— BEGIN —

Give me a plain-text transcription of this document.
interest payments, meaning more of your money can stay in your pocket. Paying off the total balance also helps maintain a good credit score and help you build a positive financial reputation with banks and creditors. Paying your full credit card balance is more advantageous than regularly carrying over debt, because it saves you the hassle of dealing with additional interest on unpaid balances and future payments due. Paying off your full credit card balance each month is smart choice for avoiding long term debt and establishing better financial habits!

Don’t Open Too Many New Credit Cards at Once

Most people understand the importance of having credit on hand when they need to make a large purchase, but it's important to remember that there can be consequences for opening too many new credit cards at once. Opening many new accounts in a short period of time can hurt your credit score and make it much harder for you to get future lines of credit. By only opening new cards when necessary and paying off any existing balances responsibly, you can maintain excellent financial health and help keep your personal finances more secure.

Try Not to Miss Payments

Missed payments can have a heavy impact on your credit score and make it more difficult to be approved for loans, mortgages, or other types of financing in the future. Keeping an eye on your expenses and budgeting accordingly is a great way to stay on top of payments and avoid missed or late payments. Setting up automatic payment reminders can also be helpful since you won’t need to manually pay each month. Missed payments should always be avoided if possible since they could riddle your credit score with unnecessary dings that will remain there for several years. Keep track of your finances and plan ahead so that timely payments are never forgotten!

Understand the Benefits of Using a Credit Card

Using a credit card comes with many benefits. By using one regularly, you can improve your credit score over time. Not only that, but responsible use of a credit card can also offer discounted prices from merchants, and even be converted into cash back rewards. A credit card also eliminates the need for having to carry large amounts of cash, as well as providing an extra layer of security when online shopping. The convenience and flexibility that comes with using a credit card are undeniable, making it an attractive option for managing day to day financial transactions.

— END —
— BEGIN —

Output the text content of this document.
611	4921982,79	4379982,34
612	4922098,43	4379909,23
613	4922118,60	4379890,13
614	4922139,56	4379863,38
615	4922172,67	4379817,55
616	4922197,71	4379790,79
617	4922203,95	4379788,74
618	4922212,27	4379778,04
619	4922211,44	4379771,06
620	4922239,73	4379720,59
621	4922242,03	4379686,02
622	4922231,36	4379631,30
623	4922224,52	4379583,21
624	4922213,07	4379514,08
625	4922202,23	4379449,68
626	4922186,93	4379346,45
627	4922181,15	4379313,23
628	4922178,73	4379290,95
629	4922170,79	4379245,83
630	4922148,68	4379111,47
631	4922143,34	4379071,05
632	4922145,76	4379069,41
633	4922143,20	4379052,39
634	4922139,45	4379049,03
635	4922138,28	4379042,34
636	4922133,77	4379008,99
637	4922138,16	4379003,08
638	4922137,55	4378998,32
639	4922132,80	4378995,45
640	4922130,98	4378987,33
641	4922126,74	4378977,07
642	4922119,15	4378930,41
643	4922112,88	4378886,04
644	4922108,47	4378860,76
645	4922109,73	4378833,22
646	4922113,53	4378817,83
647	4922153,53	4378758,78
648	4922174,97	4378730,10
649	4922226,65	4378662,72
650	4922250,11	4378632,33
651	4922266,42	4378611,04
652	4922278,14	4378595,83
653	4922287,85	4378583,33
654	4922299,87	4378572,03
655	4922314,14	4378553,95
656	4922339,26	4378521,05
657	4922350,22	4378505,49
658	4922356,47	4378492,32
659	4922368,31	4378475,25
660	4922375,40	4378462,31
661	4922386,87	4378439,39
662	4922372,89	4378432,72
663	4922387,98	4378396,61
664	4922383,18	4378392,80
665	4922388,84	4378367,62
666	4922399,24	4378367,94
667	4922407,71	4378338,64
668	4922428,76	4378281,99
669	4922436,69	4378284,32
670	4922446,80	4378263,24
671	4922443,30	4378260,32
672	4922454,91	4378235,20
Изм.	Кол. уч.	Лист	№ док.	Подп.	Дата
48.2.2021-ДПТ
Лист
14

— END —

Which lines contain "document"? Copy each of them out.

Answer to the problem =>
Give me a plain-text transcription of this document.
Output the text content of this document.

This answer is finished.